━━━ THE RECORDS ━━━

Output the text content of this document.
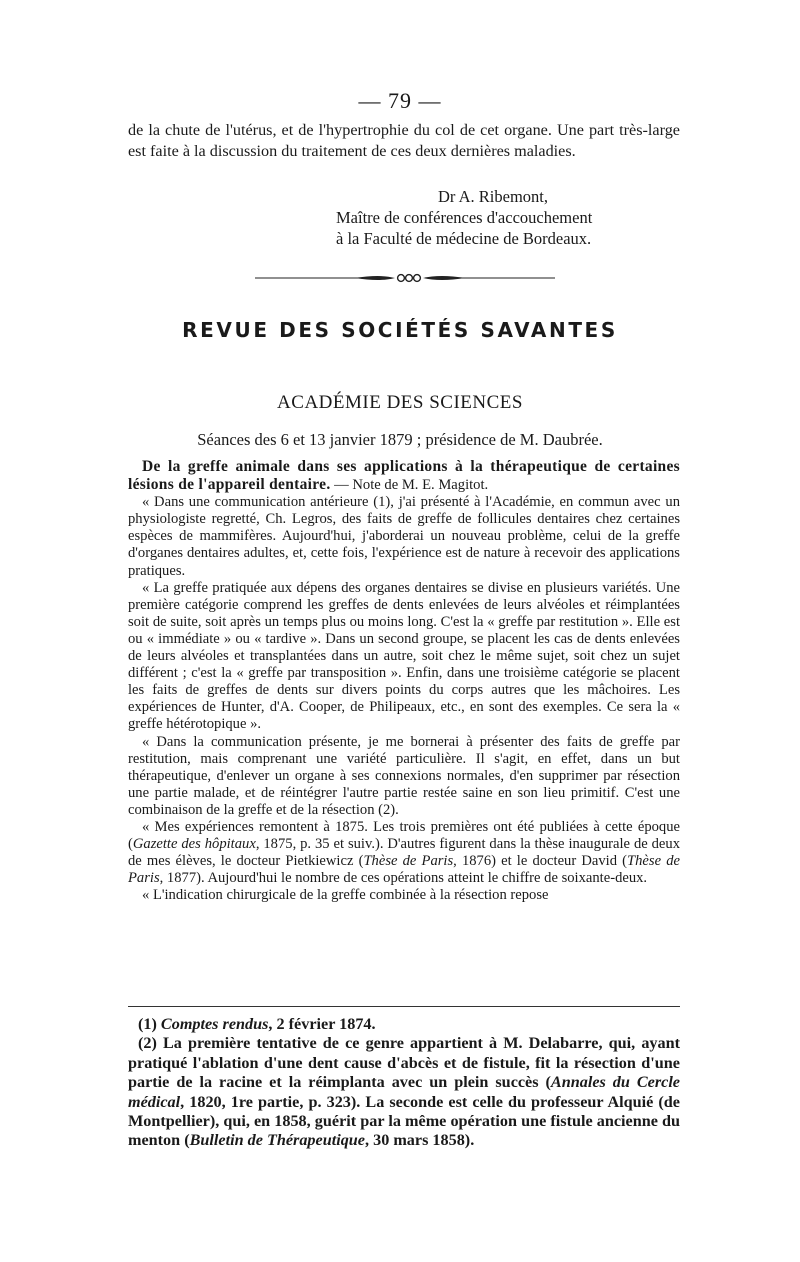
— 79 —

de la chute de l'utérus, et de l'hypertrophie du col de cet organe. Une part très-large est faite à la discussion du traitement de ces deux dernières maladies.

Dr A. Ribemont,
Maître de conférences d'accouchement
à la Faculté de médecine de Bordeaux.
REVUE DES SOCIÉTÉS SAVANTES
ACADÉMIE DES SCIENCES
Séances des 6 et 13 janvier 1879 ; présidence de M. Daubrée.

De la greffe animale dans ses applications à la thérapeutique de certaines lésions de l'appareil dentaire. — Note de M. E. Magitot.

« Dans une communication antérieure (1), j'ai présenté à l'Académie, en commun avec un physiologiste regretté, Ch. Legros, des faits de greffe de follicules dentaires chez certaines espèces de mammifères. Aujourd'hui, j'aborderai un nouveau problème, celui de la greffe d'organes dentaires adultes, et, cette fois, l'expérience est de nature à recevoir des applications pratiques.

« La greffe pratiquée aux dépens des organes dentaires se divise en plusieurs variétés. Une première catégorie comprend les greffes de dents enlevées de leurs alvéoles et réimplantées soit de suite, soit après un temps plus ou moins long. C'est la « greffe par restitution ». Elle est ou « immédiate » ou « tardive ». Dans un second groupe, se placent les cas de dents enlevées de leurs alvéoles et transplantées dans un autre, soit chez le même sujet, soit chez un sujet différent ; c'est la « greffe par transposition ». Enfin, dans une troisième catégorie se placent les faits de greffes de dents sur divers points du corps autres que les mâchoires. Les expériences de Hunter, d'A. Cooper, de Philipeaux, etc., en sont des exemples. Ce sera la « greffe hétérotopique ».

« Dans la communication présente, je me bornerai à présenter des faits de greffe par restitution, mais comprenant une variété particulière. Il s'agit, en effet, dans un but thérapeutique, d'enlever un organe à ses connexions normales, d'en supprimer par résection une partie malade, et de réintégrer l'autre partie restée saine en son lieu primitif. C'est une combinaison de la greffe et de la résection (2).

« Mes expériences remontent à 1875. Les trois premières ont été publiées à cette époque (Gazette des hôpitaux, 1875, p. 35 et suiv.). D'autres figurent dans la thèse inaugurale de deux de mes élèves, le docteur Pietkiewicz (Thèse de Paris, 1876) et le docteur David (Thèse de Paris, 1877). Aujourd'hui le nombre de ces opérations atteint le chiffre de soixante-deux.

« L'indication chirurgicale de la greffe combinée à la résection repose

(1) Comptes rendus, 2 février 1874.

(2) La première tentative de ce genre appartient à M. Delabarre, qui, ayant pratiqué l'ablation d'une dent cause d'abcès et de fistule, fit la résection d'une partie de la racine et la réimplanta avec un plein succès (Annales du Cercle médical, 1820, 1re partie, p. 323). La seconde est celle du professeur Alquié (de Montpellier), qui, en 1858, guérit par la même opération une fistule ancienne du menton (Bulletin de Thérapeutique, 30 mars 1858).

━━━

**PROBLEM DESCRIPTION**
Find the string "deux" in the entries above and return each line that holds it.

**RESULT OF THIS TASK**
de la chute de l'utérus, et de l'hypertrophie du col de cet organe. Une part très-large est faite à la discussion du traitement de ces deux dernières maladies.
« Mes expériences remontent à 1875. Les trois premières ont été publiées à cette époque (Gazette des hôpitaux, 1875, p. 35 et suiv.). D'autres figurent dans la thèse inaugurale de deux de mes élèves, le docteur Pietkiewicz (Thèse de Paris, 1876) et le docteur David (Thèse de Paris, 1877). Aujourd'hui le nombre de ces opérations atteint le chiffre de soixante-deux.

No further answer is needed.